-- Input records start --

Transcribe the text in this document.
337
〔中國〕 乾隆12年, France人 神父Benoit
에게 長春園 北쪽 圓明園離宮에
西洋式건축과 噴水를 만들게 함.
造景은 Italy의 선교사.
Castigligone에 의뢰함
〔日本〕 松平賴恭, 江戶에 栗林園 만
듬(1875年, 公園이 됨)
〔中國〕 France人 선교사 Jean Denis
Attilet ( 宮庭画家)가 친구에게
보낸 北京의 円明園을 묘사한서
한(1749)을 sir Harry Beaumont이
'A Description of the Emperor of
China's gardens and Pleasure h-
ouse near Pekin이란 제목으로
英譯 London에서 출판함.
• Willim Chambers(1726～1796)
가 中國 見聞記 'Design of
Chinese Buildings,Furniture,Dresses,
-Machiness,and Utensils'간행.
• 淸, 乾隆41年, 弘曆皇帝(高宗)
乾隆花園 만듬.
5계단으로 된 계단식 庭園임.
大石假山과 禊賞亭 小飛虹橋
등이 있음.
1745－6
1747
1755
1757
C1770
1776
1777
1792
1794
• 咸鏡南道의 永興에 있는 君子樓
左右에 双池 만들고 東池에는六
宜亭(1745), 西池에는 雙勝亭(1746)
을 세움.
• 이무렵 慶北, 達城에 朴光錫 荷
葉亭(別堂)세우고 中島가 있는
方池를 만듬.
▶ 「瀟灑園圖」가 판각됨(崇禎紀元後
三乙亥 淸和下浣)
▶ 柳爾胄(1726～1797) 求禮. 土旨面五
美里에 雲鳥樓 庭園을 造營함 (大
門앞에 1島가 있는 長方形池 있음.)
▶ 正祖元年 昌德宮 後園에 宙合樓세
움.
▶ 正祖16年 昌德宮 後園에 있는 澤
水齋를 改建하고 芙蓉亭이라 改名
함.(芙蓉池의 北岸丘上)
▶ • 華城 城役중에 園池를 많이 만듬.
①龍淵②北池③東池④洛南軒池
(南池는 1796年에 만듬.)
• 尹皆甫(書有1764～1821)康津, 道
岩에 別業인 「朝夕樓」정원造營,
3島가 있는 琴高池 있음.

-- Input records end --

Print every entry exactly as it appears.

Transcribe the text in this document.
337
〔中國〕 乾隆12年, France人 神父Benoit
에게 長春園 北쪽 圓明園離宮에
西洋式건축과 噴水를 만들게 함.
造景은 Italy의 선교사.
Castigligone에 의뢰함
〔日本〕 松平賴恭, 江戶에 栗林園 만
듬(1875年, 公園이 됨)
〔中國〕 France人 선교사 Jean Denis
Attilet ( 宮庭画家)가 친구에게
보낸 北京의 円明園을 묘사한서
한(1749)을 sir Harry Beaumont이
'A Description of the Emperor of
China's gardens and Pleasure h-
ouse near Pekin이란 제목으로
英譯 London에서 출판함.
• Willim Chambers(1726～1796)
가 中國 見聞記 'Design of
Chinese Buildings,Furniture,Dresses,
-Machiness,and Utensils'간행.
• 淸, 乾隆41年, 弘曆皇帝(高宗)
乾隆花園 만듬.
5계단으로 된 계단식 庭園임.
大石假山과 禊賞亭 小飛虹橋
등이 있음.
1745－6
1747
1755
1757
C1770
1776
1777
1792
1794
• 咸鏡南道의 永興에 있는 君子樓
左右에 双池 만들고 東池에는六
宜亭(1745), 西池에는 雙勝亭(1746)
을 세움.
• 이무렵 慶北, 達城에 朴光錫 荷
葉亭(別堂)세우고 中島가 있는
方池를 만듬.
▶ 「瀟灑園圖」가 판각됨(崇禎紀元後
三乙亥 淸和下浣)
▶ 柳爾胄(1726～1797) 求禮. 土旨面五
美里에 雲鳥樓 庭園을 造營함 (大
門앞에 1島가 있는 長方形池 있음.)
▶ 正祖元年 昌德宮 後園에 宙合樓세
움.
▶ 正祖16年 昌德宮 後園에 있는 澤
水齋를 改建하고 芙蓉亭이라 改名
함.(芙蓉池의 北岸丘上)
▶ • 華城 城役중에 園池를 많이 만듬.
①龍淵②北池③東池④洛南軒池
(南池는 1796年에 만듬.)
• 尹皆甫(書有1764～1821)康津, 道
岩에 別業인 「朝夕樓」정원造營,
3島가 있는 琴高池 있음.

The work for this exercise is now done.